● Problem to solve
Repeat what the lines below say, word for word, and skip every image.

Excerpt from a dataset
* * * * * * *
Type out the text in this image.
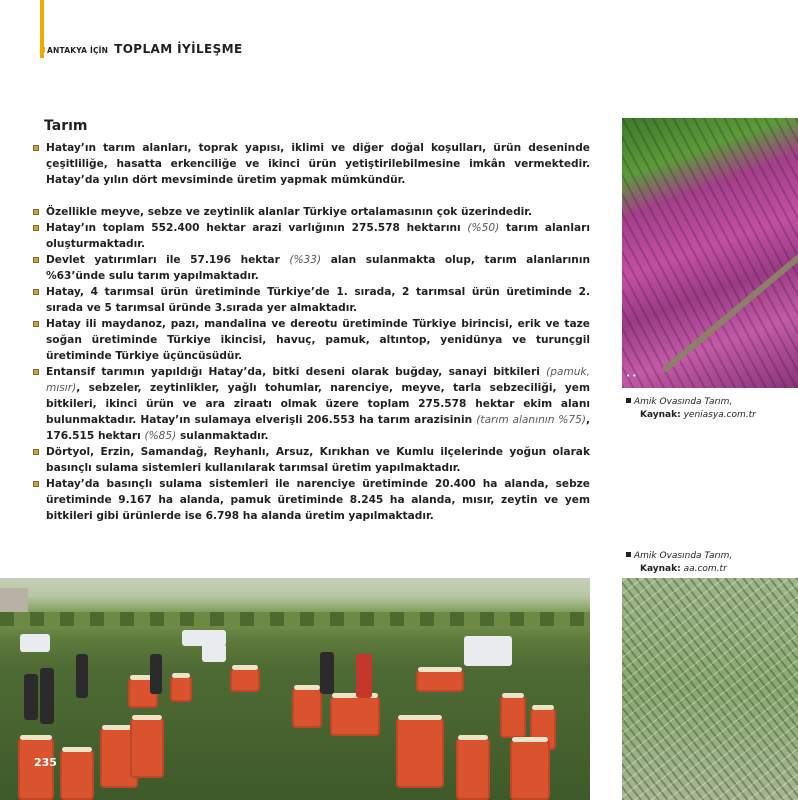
ANTAKYA İÇİN TOPLAM İYİLEŞME
Tarım
Hatay’ın tarım alanları, toprak yapısı, iklimi ve diğer doğal koşulları, ürün deseninde çeşitliliğe, hasatta erkenciliğe ve ikinci ürün yetiştirilebilmesine imkân vermektedir. Hatay’da yılın dört mevsiminde üretim yapmak mümkündür.
Özellikle meyve, sebze ve zeytinlik alanlar Türkiye ortalamasının çok üzerindedir.
Hatay’ın toplam 552.400 hektar arazi varlığının 275.578 hektarını (%50) tarım alanları oluşturmaktadır.
Devlet yatırımları ile 57.196 hektar (%33) alan sulanmakta olup, tarım alanlarının %63’ünde sulu tarım yapılmaktadır.
Hatay, 4 tarımsal ürün üretiminde Türkiye’de 1. sırada, 2 tarımsal ürün üretiminde 2. sırada ve 5 tarımsal üründe 3.sırada yer almaktadır.
Hatay ili maydanoz, pazı, mandalina ve dereotu üretiminde Türkiye birincisi, erik ve taze soğan üretiminde Türkiye ikincisi, havuç, pamuk, altıntop, yenidünya ve turunçgil üretiminde Türkiye üçüncüsüdür.
Entansif tarımın yapıldığı Hatay’da, bitki deseni olarak buğday, sanayi bitkileri (pamuk, mısır), sebzeler, zeytinlikler, yağlı tohumlar, narenciye, meyve, tarla sebzeciliği, yem bitkileri, ikinci ürün ve ara ziraatı olmak üzere toplam 275.578 hektar ekim alanı bulunmaktadır. Hatay’ın sulamaya elverişli 206.553 ha tarım arazisinin (tarım alanının %75), 176.515 hektarı (%85) sulanmaktadır.
Dörtyol, Erzin, Samandağ, Reyhanlı, Arsuz, Kırıkhan ve Kumlu ilçelerinde yoğun olarak basınçlı sulama sistemleri kullanılarak tarımsal üretim yapılmaktadır.
Hatay’da basınçlı sulama sistemleri ile narenciye üretiminde 20.400 ha alanda, sebze üretiminde 9.167 ha alanda, pamuk üretiminde 8.245 ha alanda, mısır, zeytin ve yem bitkileri gibi ürünlerde ise 6.798 ha alanda üretim yapılmaktadır.
• •
Amik Ovasında Tarım,
Kaynak: yeniasya.com.tr
Amik Ovasında Tarım,
Kaynak: aa.com.tr
235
* * * * * * *
● Solution to the problem
Type out the text in this image.
ANTAKYA İÇİN TOPLAM İYİLEŞME
Tarım
Hatay’ın tarım alanları, toprak yapısı, iklimi ve diğer doğal koşulları, ürün deseninde çeşitliliğe, hasatta erkenciliğe ve ikinci ürün yetiştirilebilmesine imkân vermektedir. Hatay’da yılın dört mevsiminde üretim yapmak mümkündür.
Özellikle meyve, sebze ve zeytinlik alanlar Türkiye ortalamasının çok üzerindedir.
Hatay’ın toplam 552.400 hektar arazi varlığının 275.578 hektarını (%50) tarım alanları oluşturmaktadır.
Devlet yatırımları ile 57.196 hektar (%33) alan sulanmakta olup, tarım alanlarının %63’ünde sulu tarım yapılmaktadır.
Hatay, 4 tarımsal ürün üretiminde Türkiye’de 1. sırada, 2 tarımsal ürün üretiminde 2. sırada ve 5 tarımsal üründe 3.sırada yer almaktadır.
Hatay ili maydanoz, pazı, mandalina ve dereotu üretiminde Türkiye birincisi, erik ve taze soğan üretiminde Türkiye ikincisi, havuç, pamuk, altıntop, yenidünya ve turunçgil üretiminde Türkiye üçüncüsüdür.
Entansif tarımın yapıldığı Hatay’da, bitki deseni olarak buğday, sanayi bitkileri (pamuk, mısır), sebzeler, zeytinlikler, yağlı tohumlar, narenciye, meyve, tarla sebzeciliği, yem bitkileri, ikinci ürün ve ara ziraatı olmak üzere toplam 275.578 hektar ekim alanı bulunmaktadır. Hatay’ın sulamaya elverişli 206.553 ha tarım arazisinin (tarım alanının %75), 176.515 hektarı (%85) sulanmaktadır.
Dörtyol, Erzin, Samandağ, Reyhanlı, Arsuz, Kırıkhan ve Kumlu ilçelerinde yoğun olarak basınçlı sulama sistemleri kullanılarak tarımsal üretim yapılmaktadır.
Hatay’da basınçlı sulama sistemleri ile narenciye üretiminde 20.400 ha alanda, sebze üretiminde 9.167 ha alanda, pamuk üretiminde 8.245 ha alanda, mısır, zeytin ve yem bitkileri gibi ürünlerde ise 6.798 ha alanda üretim yapılmaktadır.
• •
Amik Ovasında Tarım,
Kaynak: yeniasya.com.tr
Amik Ovasında Tarım,
Kaynak: aa.com.tr
235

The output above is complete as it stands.